Strider looks like garbage in RGB, but actually isn't as insulting on the eyes in composite (especially the desert level!).
Also, those two shots in Dave's post are from my iphone; they weren't meant to be color sampled or anything, but to show the effect.
Honestly, most of the differences are come from the color saturation/tint. The desert level in Lords of thunder, the sand, has ugly yellows in it (in the sand). The colors just look better in composite for that area. In the fire level, when viewed side by side, you can see the colors in RGB has this 'warm yellow' push to them (including the rocks). The colors look much better without it. Other parts of the game, where colors look washed out but also over saturated/faded.. look much better on composite (near the boss areas, the last level as well). Valis 4 first level looks so much better in composite than RGB mods. In magical chase, the level with the green backgroud, it's soo over saturated compressed in brightness range in RGB that you can barely even make out the last parallax layer. It's not just saturation, but in composite it's actually a slightly
different color at the top of the gradient scale. Why would they waste pixel art on colors you can barely even see? Because they didn't. They didn't develop the pixel art with RGB in mind. It's not just that composite output
canonical on the PCE, but that RGB wasn't even an option. It's only an option if you built a mod for it.
RGB mods take away that unique PCE YUV digital conversion table. It adds red push into the
whole specturm of the palette that was
never there before. Oranges are way over saturated, yellows are so saturated that the top end gradient of them are completely useless. Purples that originally leaned toward violets, are over saturated purples, and violets that leaned towards blue, are no longer shifted. The more I play games side by side, the more I'm amazed no one has seen this. A proper RGB mod would be one that samples the RGB dacs, indexes a correction LUT, and outputs back to RGB.
I mean yeah, the composite video on the PCE is less saturated, but it's always been like that. You're playing it on a TV, simple adjust the saturation haha. The RGB mods were to get rid of the composite artifacts like pixel crawl or get sharper image, not change the PCE specific color palette. People have just conditioned themselves to think RGB is the proper way to view PCE games, because good looking options for display composite disappeared and to an over exposure to emulation.
Well, technically they are. I get that some people don't understand the whole RGB in YUV space, and element resolution (in bits) it takes to accurate convert from one space to another, but you can see it for your self. It's both a YUV custom conversion palette, and how the VCE's composite chroma is generated.

+-------+

Your goal: In the passage on PCE RGB and composite color, what does the writer say a proper RGB mod would do?

Material provided:
+-------+

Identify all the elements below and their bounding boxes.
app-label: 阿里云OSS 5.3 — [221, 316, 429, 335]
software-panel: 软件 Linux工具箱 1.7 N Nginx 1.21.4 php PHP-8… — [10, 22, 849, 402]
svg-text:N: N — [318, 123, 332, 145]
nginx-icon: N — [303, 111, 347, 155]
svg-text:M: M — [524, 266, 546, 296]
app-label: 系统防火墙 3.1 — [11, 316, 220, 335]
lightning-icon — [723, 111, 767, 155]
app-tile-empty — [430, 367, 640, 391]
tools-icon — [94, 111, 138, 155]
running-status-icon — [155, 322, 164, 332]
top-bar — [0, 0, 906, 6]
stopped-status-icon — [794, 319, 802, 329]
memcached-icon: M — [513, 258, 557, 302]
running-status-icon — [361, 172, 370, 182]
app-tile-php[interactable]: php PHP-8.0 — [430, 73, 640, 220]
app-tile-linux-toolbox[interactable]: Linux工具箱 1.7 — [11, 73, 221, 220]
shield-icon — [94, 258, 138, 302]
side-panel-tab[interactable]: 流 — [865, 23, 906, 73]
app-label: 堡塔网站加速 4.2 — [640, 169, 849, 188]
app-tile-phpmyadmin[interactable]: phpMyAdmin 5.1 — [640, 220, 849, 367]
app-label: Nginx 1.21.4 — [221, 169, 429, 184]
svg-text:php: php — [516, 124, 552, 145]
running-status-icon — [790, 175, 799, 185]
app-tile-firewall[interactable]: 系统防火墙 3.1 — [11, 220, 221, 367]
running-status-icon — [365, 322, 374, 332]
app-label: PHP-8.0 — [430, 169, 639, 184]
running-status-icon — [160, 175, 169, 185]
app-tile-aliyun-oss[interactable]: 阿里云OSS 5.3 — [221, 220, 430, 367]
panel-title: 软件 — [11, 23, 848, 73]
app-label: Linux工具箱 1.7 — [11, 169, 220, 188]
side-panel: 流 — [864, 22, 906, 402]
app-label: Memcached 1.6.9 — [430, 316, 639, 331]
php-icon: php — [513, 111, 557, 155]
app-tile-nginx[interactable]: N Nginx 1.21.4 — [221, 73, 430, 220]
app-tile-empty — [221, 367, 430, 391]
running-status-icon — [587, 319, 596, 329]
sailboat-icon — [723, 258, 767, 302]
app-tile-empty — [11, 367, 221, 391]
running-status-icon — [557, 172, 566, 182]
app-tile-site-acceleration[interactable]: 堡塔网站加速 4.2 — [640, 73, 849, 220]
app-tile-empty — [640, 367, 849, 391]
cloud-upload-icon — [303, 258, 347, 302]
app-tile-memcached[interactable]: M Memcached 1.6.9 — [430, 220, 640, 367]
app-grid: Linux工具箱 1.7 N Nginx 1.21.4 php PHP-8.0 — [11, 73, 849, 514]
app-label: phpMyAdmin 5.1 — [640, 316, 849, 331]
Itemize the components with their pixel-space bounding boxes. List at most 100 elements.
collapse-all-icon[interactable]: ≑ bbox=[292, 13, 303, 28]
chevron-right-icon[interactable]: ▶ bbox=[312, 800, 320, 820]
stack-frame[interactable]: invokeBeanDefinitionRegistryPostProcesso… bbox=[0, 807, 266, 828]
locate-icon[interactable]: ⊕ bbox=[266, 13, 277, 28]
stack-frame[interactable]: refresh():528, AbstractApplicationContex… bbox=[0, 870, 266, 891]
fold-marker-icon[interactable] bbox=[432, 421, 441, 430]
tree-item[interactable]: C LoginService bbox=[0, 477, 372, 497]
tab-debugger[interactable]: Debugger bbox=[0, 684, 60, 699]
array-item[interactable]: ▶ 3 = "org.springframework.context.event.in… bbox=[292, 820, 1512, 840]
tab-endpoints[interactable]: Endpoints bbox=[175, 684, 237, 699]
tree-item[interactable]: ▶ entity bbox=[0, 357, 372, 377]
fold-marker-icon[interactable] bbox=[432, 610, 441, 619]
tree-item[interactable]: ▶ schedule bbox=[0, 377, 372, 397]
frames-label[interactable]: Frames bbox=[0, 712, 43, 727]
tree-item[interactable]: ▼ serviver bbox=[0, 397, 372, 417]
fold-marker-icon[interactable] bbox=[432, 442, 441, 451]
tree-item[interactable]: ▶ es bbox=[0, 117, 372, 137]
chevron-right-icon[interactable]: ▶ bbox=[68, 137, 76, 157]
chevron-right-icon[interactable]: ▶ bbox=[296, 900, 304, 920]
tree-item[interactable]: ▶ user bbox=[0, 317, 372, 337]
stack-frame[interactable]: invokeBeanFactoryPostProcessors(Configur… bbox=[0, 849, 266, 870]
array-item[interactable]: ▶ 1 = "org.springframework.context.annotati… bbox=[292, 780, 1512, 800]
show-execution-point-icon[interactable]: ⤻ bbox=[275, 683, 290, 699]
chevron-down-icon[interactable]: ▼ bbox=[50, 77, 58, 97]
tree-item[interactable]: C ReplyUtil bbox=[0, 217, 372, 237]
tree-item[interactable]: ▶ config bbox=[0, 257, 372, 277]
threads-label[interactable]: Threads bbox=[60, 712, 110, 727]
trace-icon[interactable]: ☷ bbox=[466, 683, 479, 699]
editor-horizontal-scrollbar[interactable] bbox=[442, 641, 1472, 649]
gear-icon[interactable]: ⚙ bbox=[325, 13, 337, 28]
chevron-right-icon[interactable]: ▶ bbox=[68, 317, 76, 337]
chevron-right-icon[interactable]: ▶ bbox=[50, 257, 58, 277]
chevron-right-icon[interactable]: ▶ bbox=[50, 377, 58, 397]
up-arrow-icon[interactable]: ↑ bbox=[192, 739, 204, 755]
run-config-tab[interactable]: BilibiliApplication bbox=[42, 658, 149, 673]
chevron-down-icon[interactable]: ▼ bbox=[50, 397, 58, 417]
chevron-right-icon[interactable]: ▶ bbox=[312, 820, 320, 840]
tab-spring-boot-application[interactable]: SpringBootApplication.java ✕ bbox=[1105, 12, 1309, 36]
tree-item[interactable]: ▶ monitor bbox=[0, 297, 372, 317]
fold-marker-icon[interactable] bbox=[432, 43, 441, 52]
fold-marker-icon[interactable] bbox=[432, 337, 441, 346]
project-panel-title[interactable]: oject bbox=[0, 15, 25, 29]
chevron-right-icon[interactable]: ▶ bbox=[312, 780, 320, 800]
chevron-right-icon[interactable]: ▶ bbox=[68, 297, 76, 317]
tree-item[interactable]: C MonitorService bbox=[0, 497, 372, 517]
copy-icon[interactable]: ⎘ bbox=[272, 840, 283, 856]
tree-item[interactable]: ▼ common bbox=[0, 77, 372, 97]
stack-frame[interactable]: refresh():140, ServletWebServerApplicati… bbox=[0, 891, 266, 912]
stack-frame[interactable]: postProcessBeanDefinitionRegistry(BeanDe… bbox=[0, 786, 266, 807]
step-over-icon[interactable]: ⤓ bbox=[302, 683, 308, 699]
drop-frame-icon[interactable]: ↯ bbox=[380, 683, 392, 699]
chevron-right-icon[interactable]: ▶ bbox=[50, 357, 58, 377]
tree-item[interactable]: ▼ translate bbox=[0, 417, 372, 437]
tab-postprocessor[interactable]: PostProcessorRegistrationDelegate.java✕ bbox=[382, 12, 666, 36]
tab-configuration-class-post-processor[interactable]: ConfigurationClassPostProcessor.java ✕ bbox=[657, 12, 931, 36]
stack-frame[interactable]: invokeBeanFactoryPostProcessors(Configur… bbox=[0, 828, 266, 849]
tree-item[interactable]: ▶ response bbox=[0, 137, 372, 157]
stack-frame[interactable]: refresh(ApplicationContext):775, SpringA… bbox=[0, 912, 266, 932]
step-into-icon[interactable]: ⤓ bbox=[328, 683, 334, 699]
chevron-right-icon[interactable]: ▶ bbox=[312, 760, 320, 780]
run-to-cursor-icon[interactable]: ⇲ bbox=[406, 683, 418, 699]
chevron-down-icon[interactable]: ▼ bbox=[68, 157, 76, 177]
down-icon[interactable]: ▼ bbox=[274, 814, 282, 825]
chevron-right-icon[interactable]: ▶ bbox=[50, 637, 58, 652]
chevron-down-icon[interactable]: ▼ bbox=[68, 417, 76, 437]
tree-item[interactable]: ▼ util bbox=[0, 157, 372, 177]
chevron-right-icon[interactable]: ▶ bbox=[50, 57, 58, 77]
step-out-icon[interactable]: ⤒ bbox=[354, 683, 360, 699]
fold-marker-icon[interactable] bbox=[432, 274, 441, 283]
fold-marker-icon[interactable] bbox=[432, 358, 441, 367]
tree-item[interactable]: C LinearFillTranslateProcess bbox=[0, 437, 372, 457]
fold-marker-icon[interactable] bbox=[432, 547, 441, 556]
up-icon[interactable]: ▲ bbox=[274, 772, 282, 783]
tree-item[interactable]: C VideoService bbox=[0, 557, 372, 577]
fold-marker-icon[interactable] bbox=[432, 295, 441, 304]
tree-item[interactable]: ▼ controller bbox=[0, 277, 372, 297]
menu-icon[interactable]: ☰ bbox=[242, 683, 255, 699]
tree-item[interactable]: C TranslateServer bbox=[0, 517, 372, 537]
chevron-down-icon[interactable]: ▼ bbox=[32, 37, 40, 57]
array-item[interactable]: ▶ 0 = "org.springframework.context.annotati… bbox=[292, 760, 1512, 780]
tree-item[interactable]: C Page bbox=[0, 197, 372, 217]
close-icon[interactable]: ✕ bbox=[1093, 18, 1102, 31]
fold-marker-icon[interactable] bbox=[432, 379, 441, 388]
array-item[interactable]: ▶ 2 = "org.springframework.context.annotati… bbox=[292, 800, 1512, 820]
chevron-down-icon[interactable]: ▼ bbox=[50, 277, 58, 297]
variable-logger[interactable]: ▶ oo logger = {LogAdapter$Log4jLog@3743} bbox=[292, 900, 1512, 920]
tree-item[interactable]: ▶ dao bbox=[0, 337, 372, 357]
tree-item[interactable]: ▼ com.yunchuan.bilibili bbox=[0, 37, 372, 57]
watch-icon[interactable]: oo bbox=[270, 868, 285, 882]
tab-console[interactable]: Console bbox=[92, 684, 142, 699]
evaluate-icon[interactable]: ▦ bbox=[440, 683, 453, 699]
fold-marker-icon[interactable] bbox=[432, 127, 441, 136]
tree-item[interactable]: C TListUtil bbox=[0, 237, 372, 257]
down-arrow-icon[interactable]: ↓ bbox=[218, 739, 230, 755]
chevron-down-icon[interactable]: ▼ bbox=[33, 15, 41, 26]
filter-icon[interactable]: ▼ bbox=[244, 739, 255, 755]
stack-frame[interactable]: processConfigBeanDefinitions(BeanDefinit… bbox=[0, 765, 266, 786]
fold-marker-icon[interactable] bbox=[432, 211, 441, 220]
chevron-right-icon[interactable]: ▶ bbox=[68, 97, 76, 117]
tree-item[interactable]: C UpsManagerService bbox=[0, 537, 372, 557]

+-------+

Task response: It would sample the RGB dacs, index a correction LUT, and output back to RGB.